__DESCRIPTION OF THE TASK__
Show all lines holding "JSON".

__SUPPLIED RECORDS__
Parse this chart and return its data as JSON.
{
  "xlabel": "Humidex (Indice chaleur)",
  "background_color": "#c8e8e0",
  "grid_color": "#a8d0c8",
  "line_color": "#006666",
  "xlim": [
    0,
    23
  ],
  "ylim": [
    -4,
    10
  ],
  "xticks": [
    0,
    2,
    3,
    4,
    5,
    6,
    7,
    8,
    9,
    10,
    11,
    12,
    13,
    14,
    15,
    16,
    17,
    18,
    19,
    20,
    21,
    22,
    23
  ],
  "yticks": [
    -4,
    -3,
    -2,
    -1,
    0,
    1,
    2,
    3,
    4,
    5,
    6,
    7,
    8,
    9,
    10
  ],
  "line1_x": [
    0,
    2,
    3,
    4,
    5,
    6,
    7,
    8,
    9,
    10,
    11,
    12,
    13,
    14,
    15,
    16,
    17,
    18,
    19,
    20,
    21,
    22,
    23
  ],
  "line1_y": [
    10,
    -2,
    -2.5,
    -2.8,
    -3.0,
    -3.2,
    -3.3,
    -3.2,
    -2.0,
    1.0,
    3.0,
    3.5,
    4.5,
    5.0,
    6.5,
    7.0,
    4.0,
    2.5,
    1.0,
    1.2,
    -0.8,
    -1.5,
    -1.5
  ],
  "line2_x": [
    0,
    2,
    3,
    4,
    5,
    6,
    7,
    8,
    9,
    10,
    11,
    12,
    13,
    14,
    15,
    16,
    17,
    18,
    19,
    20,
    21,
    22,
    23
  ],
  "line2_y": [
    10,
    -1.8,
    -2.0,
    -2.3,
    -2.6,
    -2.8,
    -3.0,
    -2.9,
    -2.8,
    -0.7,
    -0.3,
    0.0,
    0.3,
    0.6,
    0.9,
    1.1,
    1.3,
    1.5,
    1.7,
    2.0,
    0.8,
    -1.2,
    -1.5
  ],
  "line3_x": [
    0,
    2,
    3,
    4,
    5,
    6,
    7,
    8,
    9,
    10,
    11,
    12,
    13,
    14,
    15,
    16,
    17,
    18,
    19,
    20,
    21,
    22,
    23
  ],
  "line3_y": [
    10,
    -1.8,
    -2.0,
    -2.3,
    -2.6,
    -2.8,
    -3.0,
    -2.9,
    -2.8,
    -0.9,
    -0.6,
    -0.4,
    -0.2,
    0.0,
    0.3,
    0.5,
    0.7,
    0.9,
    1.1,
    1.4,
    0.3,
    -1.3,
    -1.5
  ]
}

...

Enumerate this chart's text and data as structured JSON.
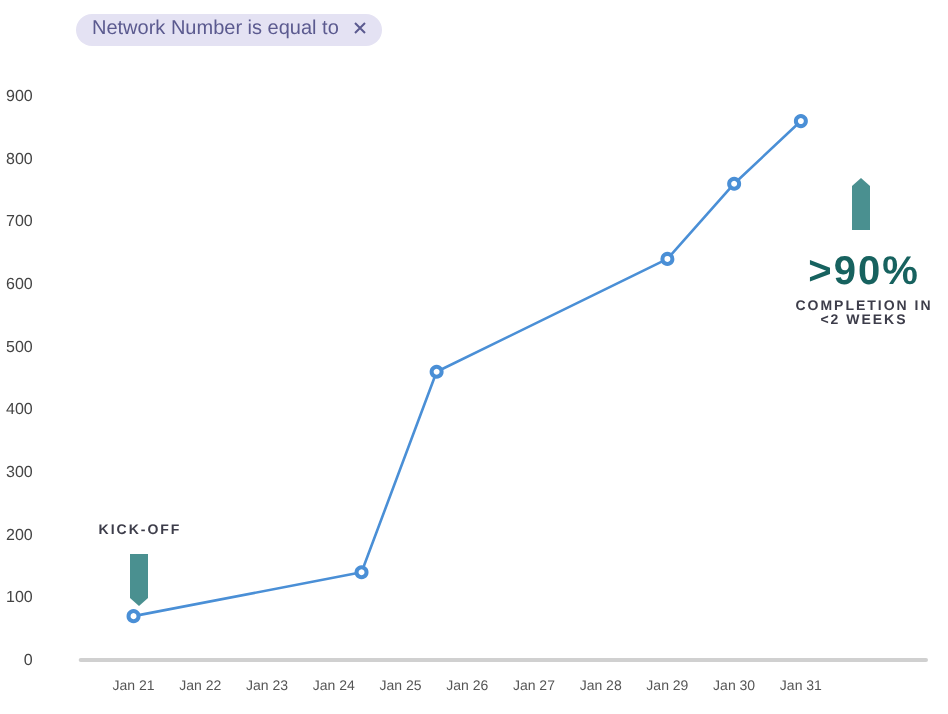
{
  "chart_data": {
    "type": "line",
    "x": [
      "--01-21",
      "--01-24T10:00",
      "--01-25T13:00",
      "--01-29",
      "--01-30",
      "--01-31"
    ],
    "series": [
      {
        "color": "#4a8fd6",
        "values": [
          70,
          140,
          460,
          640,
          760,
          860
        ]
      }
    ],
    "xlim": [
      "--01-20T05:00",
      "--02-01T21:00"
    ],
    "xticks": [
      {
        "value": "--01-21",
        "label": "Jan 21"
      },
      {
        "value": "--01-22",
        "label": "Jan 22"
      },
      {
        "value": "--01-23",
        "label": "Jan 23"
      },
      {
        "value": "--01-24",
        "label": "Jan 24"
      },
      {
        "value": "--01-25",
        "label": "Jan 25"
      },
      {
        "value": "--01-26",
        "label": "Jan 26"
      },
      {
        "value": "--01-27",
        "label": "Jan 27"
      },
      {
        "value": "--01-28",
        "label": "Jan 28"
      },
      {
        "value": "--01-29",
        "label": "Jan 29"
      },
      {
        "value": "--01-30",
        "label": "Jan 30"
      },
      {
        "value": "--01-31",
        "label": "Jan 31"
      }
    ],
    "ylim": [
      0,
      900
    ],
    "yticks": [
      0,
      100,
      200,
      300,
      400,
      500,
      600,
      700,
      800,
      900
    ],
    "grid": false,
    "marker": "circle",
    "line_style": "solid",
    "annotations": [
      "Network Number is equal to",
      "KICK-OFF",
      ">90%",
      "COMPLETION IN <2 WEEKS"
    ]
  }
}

__SOLUTION__
Parse this chart and return its data as JSON.
Enumerate this chart's text and data as structured JSON.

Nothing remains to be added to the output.